> [What you have to do]:
Extract each line bearing the word "wollten".

> [Data extract]:

********************

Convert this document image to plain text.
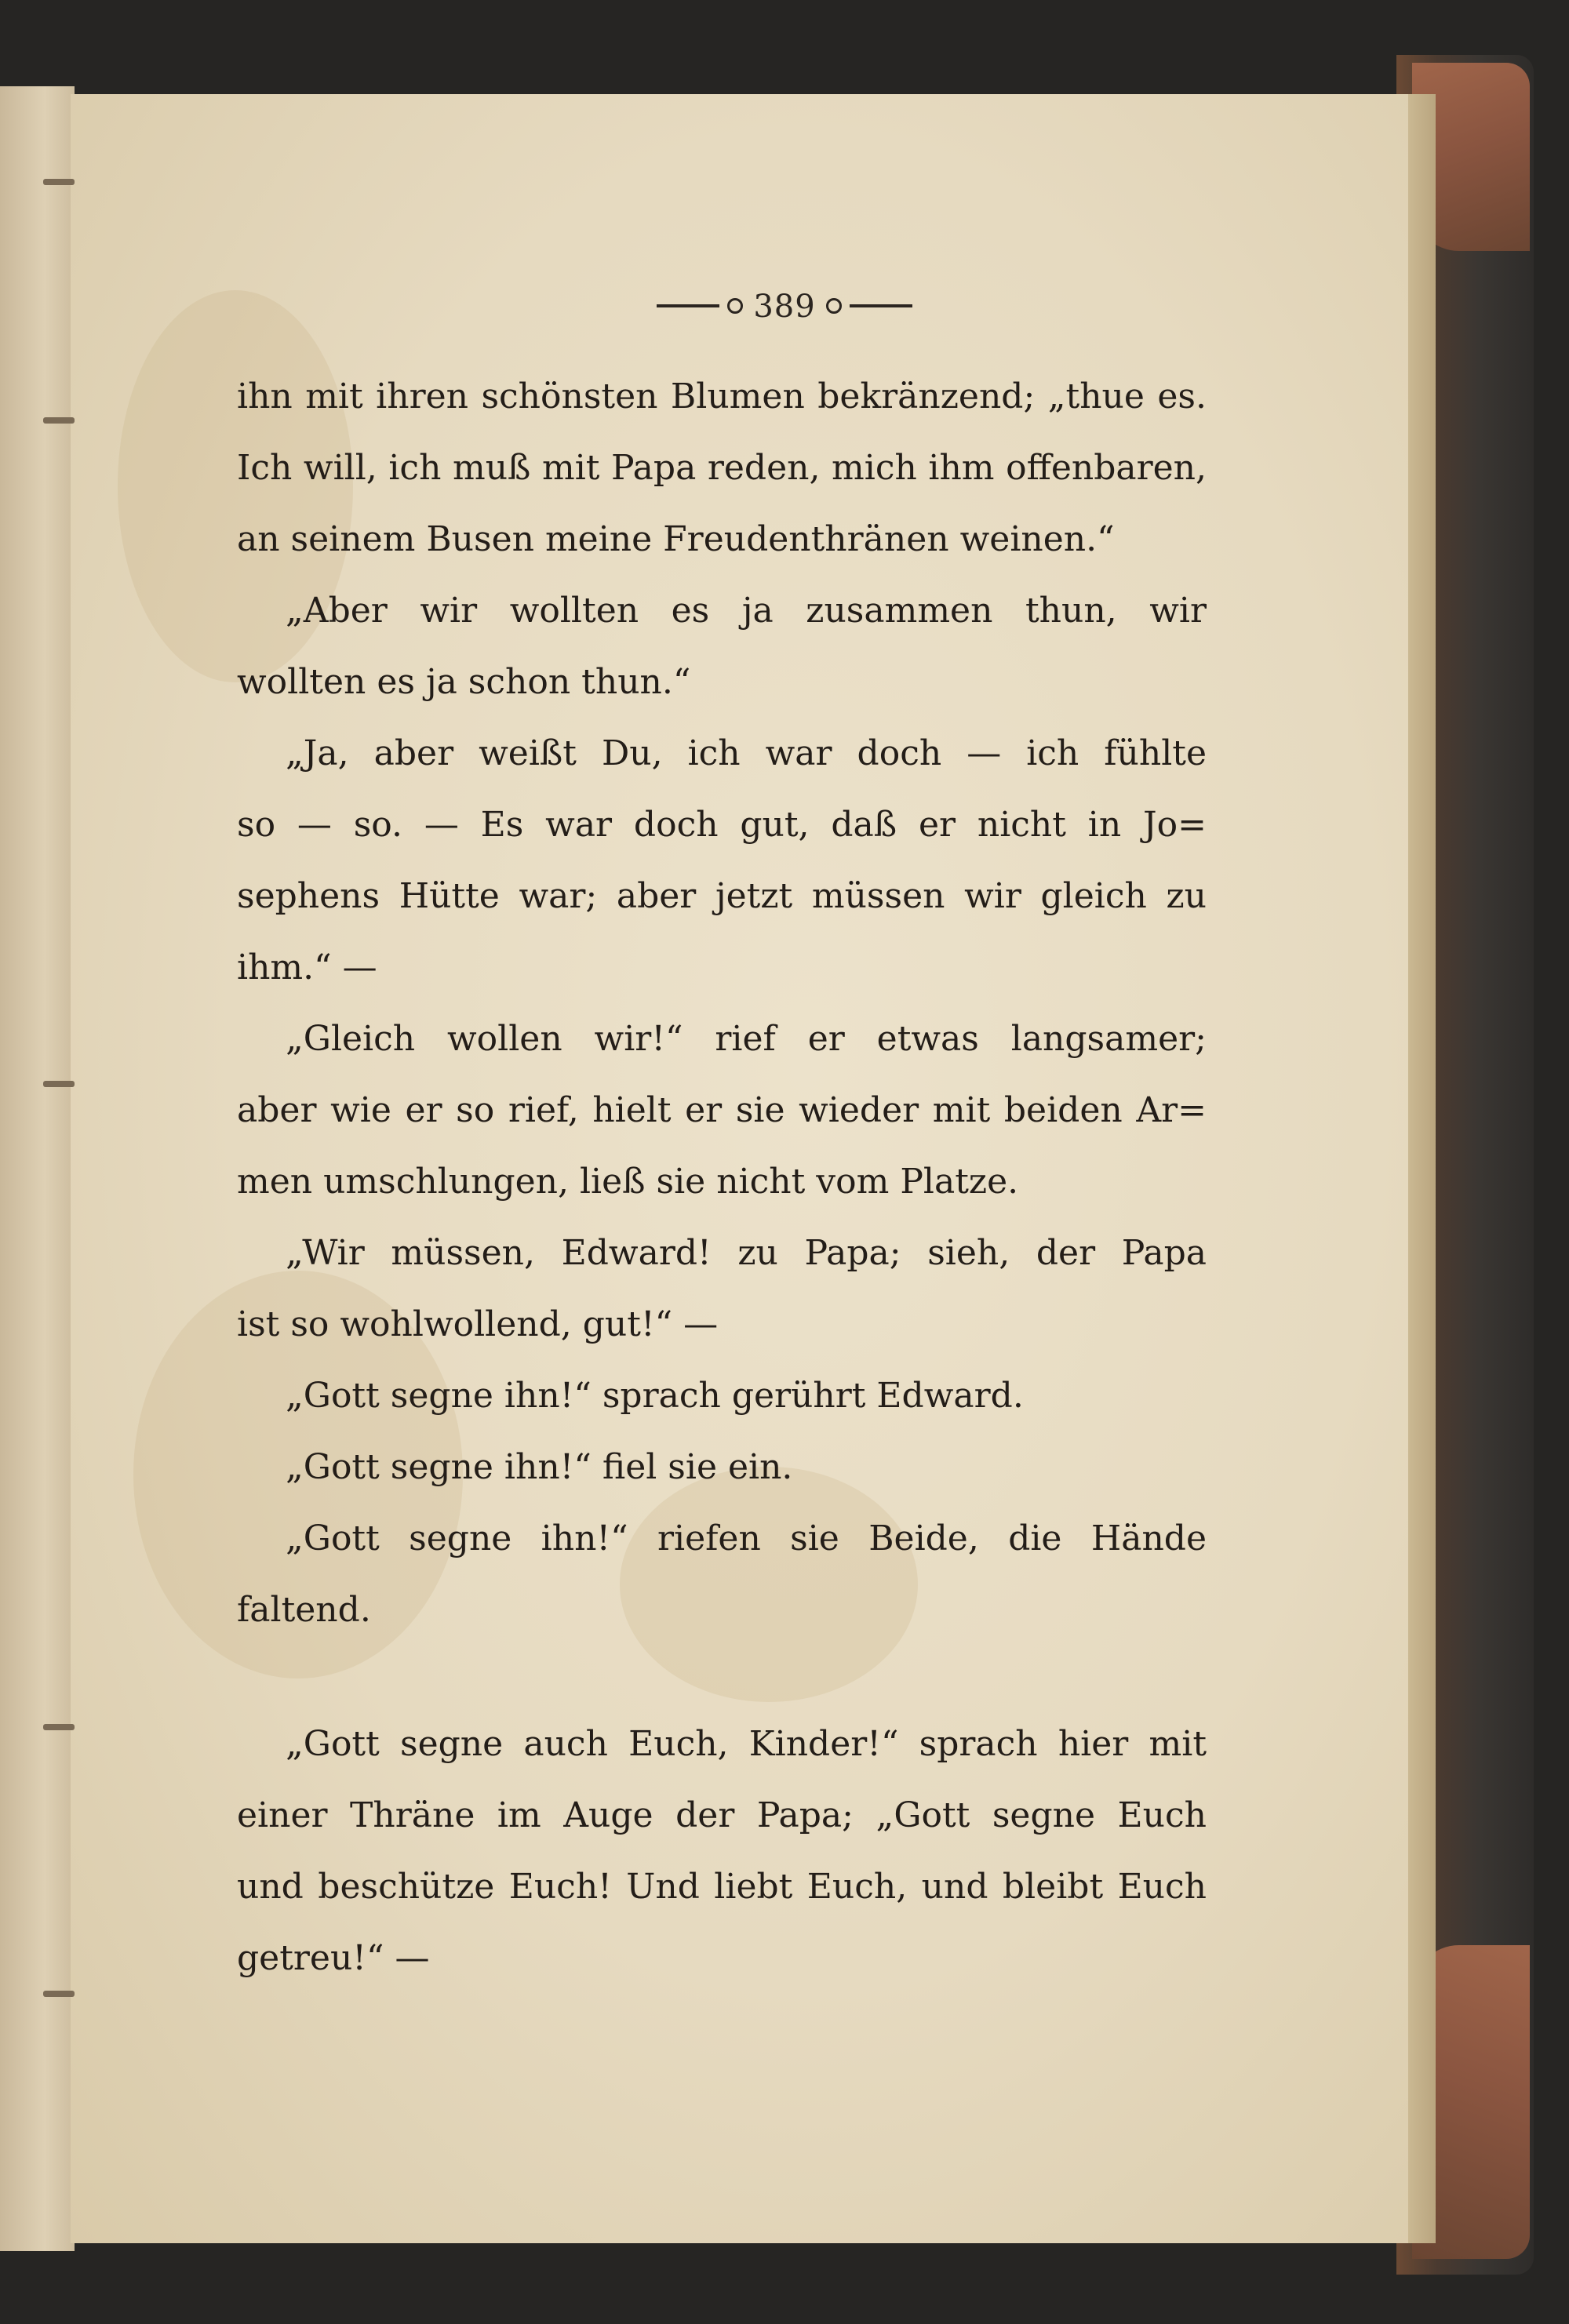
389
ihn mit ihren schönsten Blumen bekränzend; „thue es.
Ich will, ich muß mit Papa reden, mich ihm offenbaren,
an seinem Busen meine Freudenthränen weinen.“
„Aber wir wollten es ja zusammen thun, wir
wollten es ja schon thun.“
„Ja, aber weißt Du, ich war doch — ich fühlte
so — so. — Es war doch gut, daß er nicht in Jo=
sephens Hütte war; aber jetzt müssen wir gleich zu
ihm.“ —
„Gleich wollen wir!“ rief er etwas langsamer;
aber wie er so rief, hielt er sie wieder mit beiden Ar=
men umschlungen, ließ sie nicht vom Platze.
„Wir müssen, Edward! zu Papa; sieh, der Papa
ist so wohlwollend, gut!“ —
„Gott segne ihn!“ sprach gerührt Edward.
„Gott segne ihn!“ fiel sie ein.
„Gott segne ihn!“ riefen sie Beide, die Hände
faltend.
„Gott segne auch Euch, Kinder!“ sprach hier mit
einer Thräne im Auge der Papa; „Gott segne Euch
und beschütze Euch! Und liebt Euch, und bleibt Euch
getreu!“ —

********************

> [Correct result]:
„Aber wir wollten es ja zusammen thun, wir
wollten es ja schon thun.“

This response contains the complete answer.